*** Extracted material ***
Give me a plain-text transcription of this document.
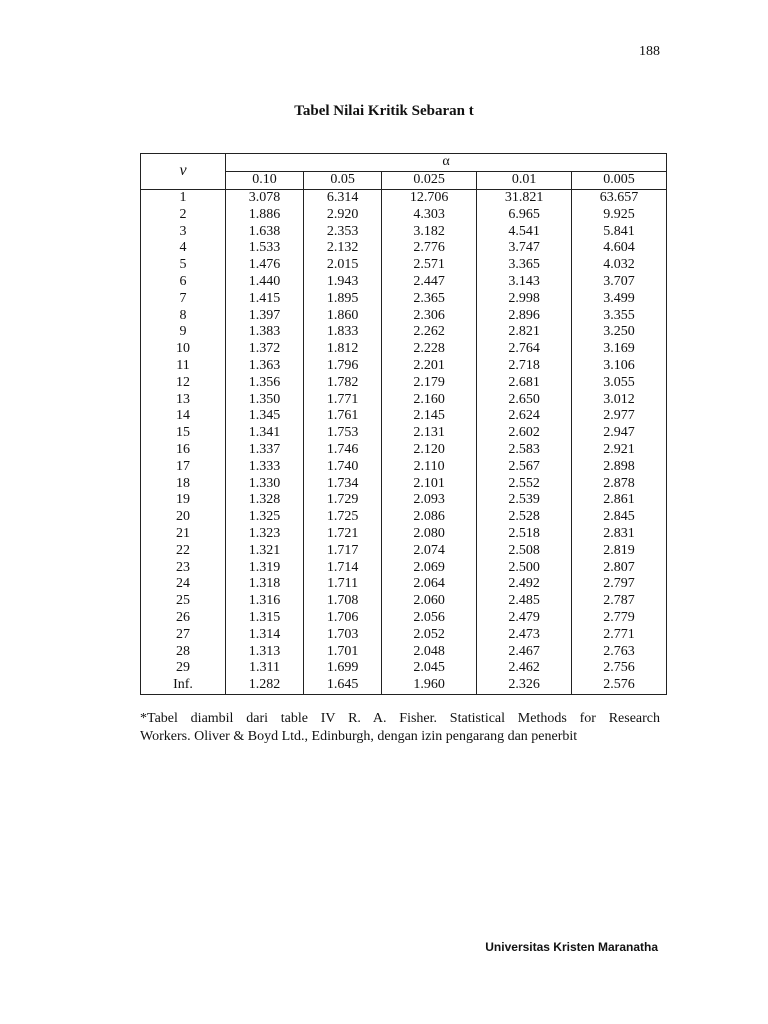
188
Tabel Nilai Kritik Sebaran t
ν	α				
	0.10	0.05	0.025	0.01	0.005
1	3.078	6.314	12.706	31.821	63.657
2	1.886	2.920	4.303	6.965	9.925
3	1.638	2.353	3.182	4.541	5.841
4	1.533	2.132	2.776	3.747	4.604
5	1.476	2.015	2.571	3.365	4.032
6	1.440	1.943	2.447	3.143	3.707
7	1.415	1.895	2.365	2.998	3.499
8	1.397	1.860	2.306	2.896	3.355
9	1.383	1.833	2.262	2.821	3.250
10	1.372	1.812	2.228	2.764	3.169
11	1.363	1.796	2.201	2.718	3.106
12	1.356	1.782	2.179	2.681	3.055
13	1.350	1.771	2.160	2.650	3.012
14	1.345	1.761	2.145	2.624	2.977
15	1.341	1.753	2.131	2.602	2.947
16	1.337	1.746	2.120	2.583	2.921
17	1.333	1.740	2.110	2.567	2.898
18	1.330	1.734	2.101	2.552	2.878
19	1.328	1.729	2.093	2.539	2.861
20	1.325	1.725	2.086	2.528	2.845
21	1.323	1.721	2.080	2.518	2.831
22	1.321	1.717	2.074	2.508	2.819
23	1.319	1.714	2.069	2.500	2.807
24	1.318	1.711	2.064	2.492	2.797
25	1.316	1.708	2.060	2.485	2.787
26	1.315	1.706	2.056	2.479	2.779
27	1.314	1.703	2.052	2.473	2.771
28	1.313	1.701	2.048	2.467	2.763
29	1.311	1.699	2.045	2.462	2.756
Inf.	1.282	1.645	1.960	2.326	2.576
*Tabel diambil dari table IV R. A. Fisher. Statistical Methods for Research
Workers. Oliver & Boyd Ltd., Edinburgh, dengan izin pengarang dan penerbit
Universitas Kristen Maranatha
***
- Instructions to follow -
Find all the lines containing "Tabel" in the material, then copy them.

- Final result -
Tabel Nilai Kritik Sebaran t
*Tabel diambil dari table IV R. A. Fisher. Statistical Methods for Research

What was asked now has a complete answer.